=== MATERIAL FOR THIS EXERCISE ===

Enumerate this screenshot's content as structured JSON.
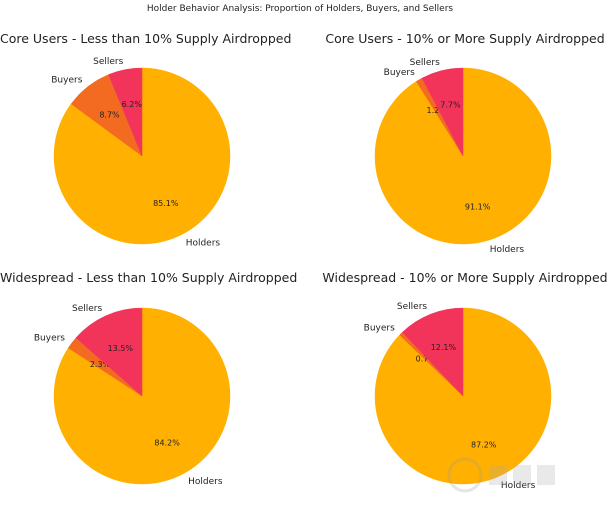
{
  "title": "Holder Behavior Analysis: Proportion of Holders, Buyers, and Sellers",
  "colors": {
    "Holders": "#ffb000",
    "Buyers": "#f26b21",
    "Sellers": "#f2345a"
  },
  "chart_data": [
    {
      "type": "pie",
      "title": "Core Users - Less than 10% Supply Airdropped",
      "labels": [
        "Holders",
        "Buyers",
        "Sellers"
      ],
      "values": [
        85.1,
        8.7,
        6.2
      ],
      "value_labels": [
        "85.1%",
        "8.7%",
        "6.2%"
      ],
      "start_angle": 90,
      "direction": "clockwise"
    },
    {
      "type": "pie",
      "title": "Core Users - 10% or More Supply Airdropped",
      "labels": [
        "Holders",
        "Buyers",
        "Sellers"
      ],
      "values": [
        91.1,
        1.2,
        7.7
      ],
      "value_labels": [
        "91.1%",
        "1.2%",
        "7.7%"
      ],
      "start_angle": 90,
      "direction": "clockwise"
    },
    {
      "type": "pie",
      "title": "Widespread - Less than 10% Supply Airdropped",
      "labels": [
        "Holders",
        "Buyers",
        "Sellers"
      ],
      "values": [
        84.2,
        2.3,
        13.5
      ],
      "value_labels": [
        "84.2%",
        "2.3%",
        "13.5%"
      ],
      "start_angle": 90,
      "direction": "clockwise"
    },
    {
      "type": "pie",
      "title": "Widespread - 10% or More Supply Airdropped",
      "labels": [
        "Holders",
        "Buyers",
        "Sellers"
      ],
      "values": [
        87.2,
        0.7,
        12.1
      ],
      "value_labels": [
        "87.2%",
        "0.7%",
        "12.1%"
      ],
      "start_angle": 90,
      "direction": "clockwise"
    }
  ]
}
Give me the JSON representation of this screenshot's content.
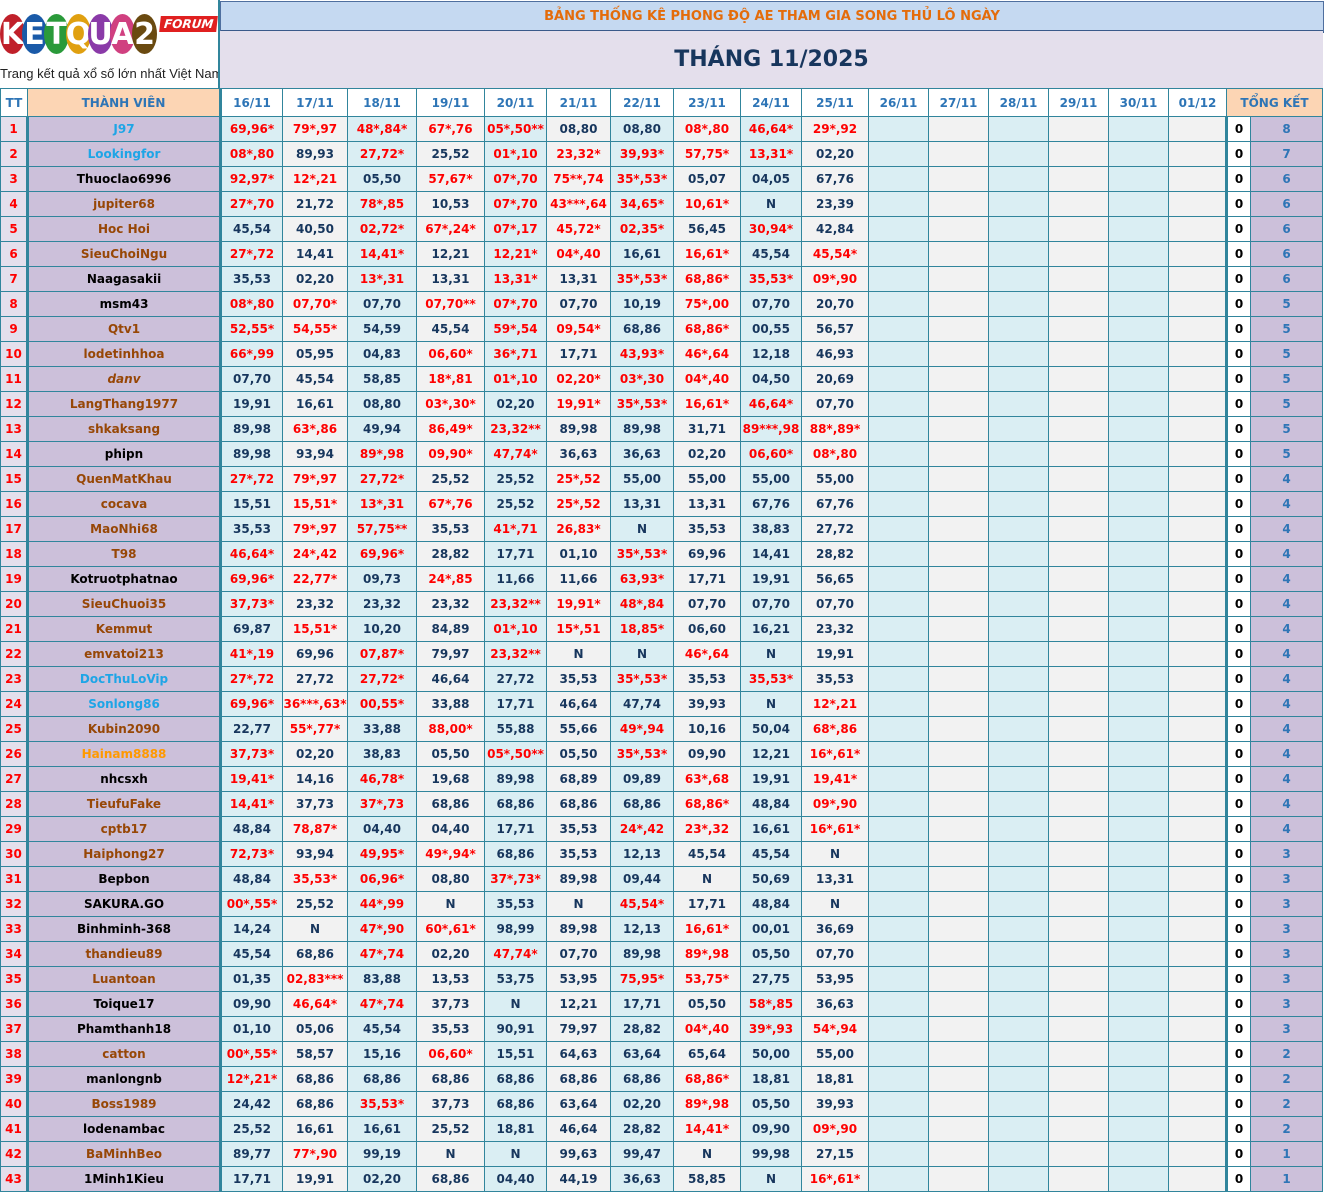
{
  "logo": {
    "text": "KETQUA2",
    "badge": "FORUM",
    "tagline": "Trang kết quả xổ số lớn nhất Việt Nam"
  },
  "title": "BẢNG THỐNG KÊ PHONG ĐỘ AE THAM GIA SONG THỦ LÔ NGÀY",
  "month": "THÁNG 11/2025",
  "colors": {
    "hit": "#ff0000",
    "normal": "#17365d",
    "blue": "#1ea5e6",
    "black": "#000000",
    "brown": "#974706",
    "orange": "#ff9900",
    "border": "#31859c",
    "name_bg": "#ccc0da",
    "header_bg": "#fcd5b4"
  },
  "headers": {
    "tt": "TT",
    "member": "THÀNH VIÊN",
    "summary": "TỔNG KẾT",
    "dates": [
      "16/11",
      "17/11",
      "18/11",
      "19/11",
      "20/11",
      "21/11",
      "22/11",
      "23/11",
      "24/11",
      "25/11",
      "26/11",
      "27/11",
      "28/11",
      "29/11",
      "30/11",
      "01/12"
    ]
  },
  "members": [
    {
      "tt": "1",
      "name": "J97",
      "color": "blue",
      "scores": [
        "69,96*",
        "79*,97",
        "48*,84*",
        "67*,76",
        "05*,50**",
        "08,80",
        "08,80",
        "08*,80",
        "46,64*",
        "29*,92"
      ],
      "zero": "0",
      "total": "8"
    },
    {
      "tt": "2",
      "name": "Lookingfor",
      "color": "blue",
      "scores": [
        "08*,80",
        "89,93",
        "27,72*",
        "25,52",
        "01*,10",
        "23,32*",
        "39,93*",
        "57,75*",
        "13,31*",
        "02,20"
      ],
      "zero": "0",
      "total": "7"
    },
    {
      "tt": "3",
      "name": "Thuoclao6996",
      "color": "black",
      "scores": [
        "92,97*",
        "12*,21",
        "05,50",
        "57,67*",
        "07*,70",
        "75**,74",
        "35*,53*",
        "05,07",
        "04,05",
        "67,76"
      ],
      "zero": "0",
      "total": "6"
    },
    {
      "tt": "4",
      "name": "jupiter68",
      "color": "brown",
      "scores": [
        "27*,70",
        "21,72",
        "78*,85",
        "10,53",
        "07*,70",
        "43***,64",
        "34,65*",
        "10,61*",
        "N",
        "23,39"
      ],
      "zero": "0",
      "total": "6"
    },
    {
      "tt": "5",
      "name": "Hoc Hoi",
      "color": "brown",
      "scores": [
        "45,54",
        "40,50",
        "02,72*",
        "67*,24*",
        "07*,17",
        "45,72*",
        "02,35*",
        "56,45",
        "30,94*",
        "42,84"
      ],
      "zero": "0",
      "total": "6"
    },
    {
      "tt": "6",
      "name": "SieuChoiNgu",
      "color": "brown",
      "scores": [
        "27*,72",
        "14,41",
        "14,41*",
        "12,21",
        "12,21*",
        "04*,40",
        "16,61",
        "16,61*",
        "45,54",
        "45,54*"
      ],
      "zero": "0",
      "total": "6"
    },
    {
      "tt": "7",
      "name": "Naagasakii",
      "color": "black",
      "scores": [
        "35,53",
        "02,20",
        "13*,31",
        "13,31",
        "13,31*",
        "13,31",
        "35*,53*",
        "68,86*",
        "35,53*",
        "09*,90"
      ],
      "zero": "0",
      "total": "6"
    },
    {
      "tt": "8",
      "name": "msm43",
      "color": "black",
      "scores": [
        "08*,80",
        "07,70*",
        "07,70",
        "07,70**",
        "07*,70",
        "07,70",
        "10,19",
        "75*,00",
        "07,70",
        "20,70"
      ],
      "zero": "0",
      "total": "5"
    },
    {
      "tt": "9",
      "name": "Qtv1",
      "color": "brown",
      "scores": [
        "52,55*",
        "54,55*",
        "54,59",
        "45,54",
        "59*,54",
        "09,54*",
        "68,86",
        "68,86*",
        "00,55",
        "56,57"
      ],
      "zero": "0",
      "total": "5"
    },
    {
      "tt": "10",
      "name": "lodetinhhoa",
      "color": "brown",
      "scores": [
        "66*,99",
        "05,95",
        "04,83",
        "06,60*",
        "36*,71",
        "17,71",
        "43,93*",
        "46*,64",
        "12,18",
        "46,93"
      ],
      "zero": "0",
      "total": "5"
    },
    {
      "tt": "11",
      "name": "danv",
      "color": "brown",
      "italic": true,
      "scores": [
        "07,70",
        "45,54",
        "58,85",
        "18*,81",
        "01*,10",
        "02,20*",
        "03*,30",
        "04*,40",
        "04,50",
        "20,69"
      ],
      "zero": "0",
      "total": "5"
    },
    {
      "tt": "12",
      "name": "LangThang1977",
      "color": "brown",
      "scores": [
        "19,91",
        "16,61",
        "08,80",
        "03*,30*",
        "02,20",
        "19,91*",
        "35*,53*",
        "16,61*",
        "46,64*",
        "07,70"
      ],
      "zero": "0",
      "total": "5"
    },
    {
      "tt": "13",
      "name": "shkaksang",
      "color": "brown",
      "scores": [
        "89,98",
        "63*,86",
        "49,94",
        "86,49*",
        "23,32**",
        "89,98",
        "89,98",
        "31,71",
        "89***,98",
        "88*,89*"
      ],
      "zero": "0",
      "total": "5"
    },
    {
      "tt": "14",
      "name": "phipn",
      "color": "black",
      "scores": [
        "89,98",
        "93,94",
        "89*,98",
        "09,90*",
        "47,74*",
        "36,63",
        "36,63",
        "02,20",
        "06,60*",
        "08*,80"
      ],
      "zero": "0",
      "total": "5"
    },
    {
      "tt": "15",
      "name": "QuenMatKhau",
      "color": "brown",
      "scores": [
        "27*,72",
        "79*,97",
        "27,72*",
        "25,52",
        "25,52",
        "25*,52",
        "55,00",
        "55,00",
        "55,00",
        "55,00"
      ],
      "zero": "0",
      "total": "4"
    },
    {
      "tt": "16",
      "name": "cocava",
      "color": "brown",
      "scores": [
        "15,51",
        "15,51*",
        "13*,31",
        "67*,76",
        "25,52",
        "25*,52",
        "13,31",
        "13,31",
        "67,76",
        "67,76"
      ],
      "zero": "0",
      "total": "4"
    },
    {
      "tt": "17",
      "name": "MaoNhi68",
      "color": "brown",
      "scores": [
        "35,53",
        "79*,97",
        "57,75**",
        "35,53",
        "41*,71",
        "26,83*",
        "N",
        "35,53",
        "38,83",
        "27,72"
      ],
      "zero": "0",
      "total": "4"
    },
    {
      "tt": "18",
      "name": "T98",
      "color": "brown",
      "scores": [
        "46,64*",
        "24*,42",
        "69,96*",
        "28,82",
        "17,71",
        "01,10",
        "35*,53*",
        "69,96",
        "14,41",
        "28,82"
      ],
      "zero": "0",
      "total": "4"
    },
    {
      "tt": "19",
      "name": "Kotruotphatnao",
      "color": "black",
      "scores": [
        "69,96*",
        "22,77*",
        "09,73",
        "24*,85",
        "11,66",
        "11,66",
        "63,93*",
        "17,71",
        "19,91",
        "56,65"
      ],
      "zero": "0",
      "total": "4"
    },
    {
      "tt": "20",
      "name": "SieuChuoi35",
      "color": "brown",
      "scores": [
        "37,73*",
        "23,32",
        "23,32",
        "23,32",
        "23,32**",
        "19,91*",
        "48*,84",
        "07,70",
        "07,70",
        "07,70"
      ],
      "zero": "0",
      "total": "4"
    },
    {
      "tt": "21",
      "name": "Kemmut",
      "color": "brown",
      "scores": [
        "69,87",
        "15,51*",
        "10,20",
        "84,89",
        "01*,10",
        "15*,51",
        "18,85*",
        "06,60",
        "16,21",
        "23,32"
      ],
      "zero": "0",
      "total": "4"
    },
    {
      "tt": "22",
      "name": "emvatoi213",
      "color": "brown",
      "scores": [
        "41*,19",
        "69,96",
        "07,87*",
        "79,97",
        "23,32**",
        "N",
        "N",
        "46*,64",
        "N",
        "19,91"
      ],
      "zero": "0",
      "total": "4"
    },
    {
      "tt": "23",
      "name": "DocThuLoVip",
      "color": "blue",
      "scores": [
        "27*,72",
        "27,72",
        "27,72*",
        "46,64",
        "27,72",
        "35,53",
        "35*,53*",
        "35,53",
        "35,53*",
        "35,53"
      ],
      "zero": "0",
      "total": "4"
    },
    {
      "tt": "24",
      "name": "Sonlong86",
      "color": "blue",
      "scores": [
        "69,96*",
        "36***,63*",
        "00,55*",
        "33,88",
        "17,71",
        "46,64",
        "47,74",
        "39,93",
        "N",
        "12*,21"
      ],
      "zero": "0",
      "total": "4"
    },
    {
      "tt": "25",
      "name": "Kubin2090",
      "color": "brown",
      "scores": [
        "22,77",
        "55*,77*",
        "33,88",
        "88,00*",
        "55,88",
        "55,66",
        "49*,94",
        "10,16",
        "50,04",
        "68*,86"
      ],
      "zero": "0",
      "total": "4"
    },
    {
      "tt": "26",
      "name": "Hainam8888",
      "color": "orange",
      "scores": [
        "37,73*",
        "02,20",
        "38,83",
        "05,50",
        "05*,50**",
        "05,50",
        "35*,53*",
        "09,90",
        "12,21",
        "16*,61*"
      ],
      "zero": "0",
      "total": "4"
    },
    {
      "tt": "27",
      "name": "nhcsxh",
      "color": "black",
      "scores": [
        "19,41*",
        "14,16",
        "46,78*",
        "19,68",
        "89,98",
        "68,89",
        "09,89",
        "63*,68",
        "19,91",
        "19,41*"
      ],
      "zero": "0",
      "total": "4"
    },
    {
      "tt": "28",
      "name": "TieufuFake",
      "color": "brown",
      "scores": [
        "14,41*",
        "37,73",
        "37*,73",
        "68,86",
        "68,86",
        "68,86",
        "68,86",
        "68,86*",
        "48,84",
        "09*,90"
      ],
      "zero": "0",
      "total": "4"
    },
    {
      "tt": "29",
      "name": "cptb17",
      "color": "brown",
      "scores": [
        "48,84",
        "78,87*",
        "04,40",
        "04,40",
        "17,71",
        "35,53",
        "24*,42",
        "23*,32",
        "16,61",
        "16*,61*"
      ],
      "zero": "0",
      "total": "4"
    },
    {
      "tt": "30",
      "name": "Haiphong27",
      "color": "brown",
      "scores": [
        "72,73*",
        "93,94",
        "49,95*",
        "49*,94*",
        "68,86",
        "35,53",
        "12,13",
        "45,54",
        "45,54",
        "N"
      ],
      "zero": "0",
      "total": "3"
    },
    {
      "tt": "31",
      "name": "Bepbon",
      "color": "black",
      "scores": [
        "48,84",
        "35,53*",
        "06,96*",
        "08,80",
        "37*,73*",
        "89,98",
        "09,44",
        "N",
        "50,69",
        "13,31"
      ],
      "zero": "0",
      "total": "3"
    },
    {
      "tt": "32",
      "name": "SAKURA.GO",
      "color": "black",
      "scores": [
        "00*,55*",
        "25,52",
        "44*,99",
        "N",
        "35,53",
        "N",
        "45,54*",
        "17,71",
        "48,84",
        "N"
      ],
      "zero": "0",
      "total": "3"
    },
    {
      "tt": "33",
      "name": "Binhminh-368",
      "color": "black",
      "scores": [
        "14,24",
        "N",
        "47*,90",
        "60*,61*",
        "98,99",
        "89,98",
        "12,13",
        "16,61*",
        "00,01",
        "36,69"
      ],
      "zero": "0",
      "total": "3"
    },
    {
      "tt": "34",
      "name": "thandieu89",
      "color": "brown",
      "scores": [
        "45,54",
        "68,86",
        "47*,74",
        "02,20",
        "47,74*",
        "07,70",
        "89,98",
        "89*,98",
        "05,50",
        "07,70"
      ],
      "zero": "0",
      "total": "3"
    },
    {
      "tt": "35",
      "name": "Luantoan",
      "color": "brown",
      "scores": [
        "01,35",
        "02,83***",
        "83,88",
        "13,53",
        "53,75",
        "53,95",
        "75,95*",
        "53,75*",
        "27,75",
        "53,95"
      ],
      "zero": "0",
      "total": "3"
    },
    {
      "tt": "36",
      "name": "Toique17",
      "color": "black",
      "scores": [
        "09,90",
        "46,64*",
        "47*,74",
        "37,73",
        "N",
        "12,21",
        "17,71",
        "05,50",
        "58*,85",
        "36,63"
      ],
      "zero": "0",
      "total": "3"
    },
    {
      "tt": "37",
      "name": "Phamthanh18",
      "color": "black",
      "scores": [
        "01,10",
        "05,06",
        "45,54",
        "35,53",
        "90,91",
        "79,97",
        "28,82",
        "04*,40",
        "39*,93",
        "54*,94"
      ],
      "zero": "0",
      "total": "3"
    },
    {
      "tt": "38",
      "name": "catton",
      "color": "brown",
      "scores": [
        "00*,55*",
        "58,57",
        "15,16",
        "06,60*",
        "15,51",
        "64,63",
        "63,64",
        "65,64",
        "50,00",
        "55,00"
      ],
      "zero": "0",
      "total": "2"
    },
    {
      "tt": "39",
      "name": "manlongnb",
      "color": "black",
      "scores": [
        "12*,21*",
        "68,86",
        "68,86",
        "68,86",
        "68,86",
        "68,86",
        "68,86",
        "68,86*",
        "18,81",
        "18,81"
      ],
      "zero": "0",
      "total": "2"
    },
    {
      "tt": "40",
      "name": "Boss1989",
      "color": "brown",
      "scores": [
        "24,42",
        "68,86",
        "35,53*",
        "37,73",
        "68,86",
        "63,64",
        "02,20",
        "89*,98",
        "05,50",
        "39,93"
      ],
      "zero": "0",
      "total": "2"
    },
    {
      "tt": "41",
      "name": "lodenambac",
      "color": "black",
      "scores": [
        "25,52",
        "16,61",
        "16,61",
        "25,52",
        "18,81",
        "46,64",
        "28,82",
        "14,41*",
        "09,90",
        "09*,90"
      ],
      "zero": "0",
      "total": "2"
    },
    {
      "tt": "42",
      "name": "BaMinhBeo",
      "color": "brown",
      "scores": [
        "89,77",
        "77*,90",
        "99,19",
        "N",
        "N",
        "99,63",
        "99,47",
        "N",
        "99,98",
        "27,15"
      ],
      "zero": "0",
      "total": "1"
    },
    {
      "tt": "43",
      "name": "1Minh1Kieu",
      "color": "black",
      "scores": [
        "17,71",
        "19,91",
        "02,20",
        "68,86",
        "04,40",
        "44,19",
        "36,63",
        "58,85",
        "N",
        "16*,61*"
      ],
      "zero": "0",
      "total": "1"
    }
  ]
}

===

TASK TO COMPLETE: Out of the preceding entries, pull every line containing the string "Users".

ANSWER BELOW:
      "title": "Core Users - Less than 10% Supply Airdropped",
      "title": "Core Users - 10% or More Supply Airdropped",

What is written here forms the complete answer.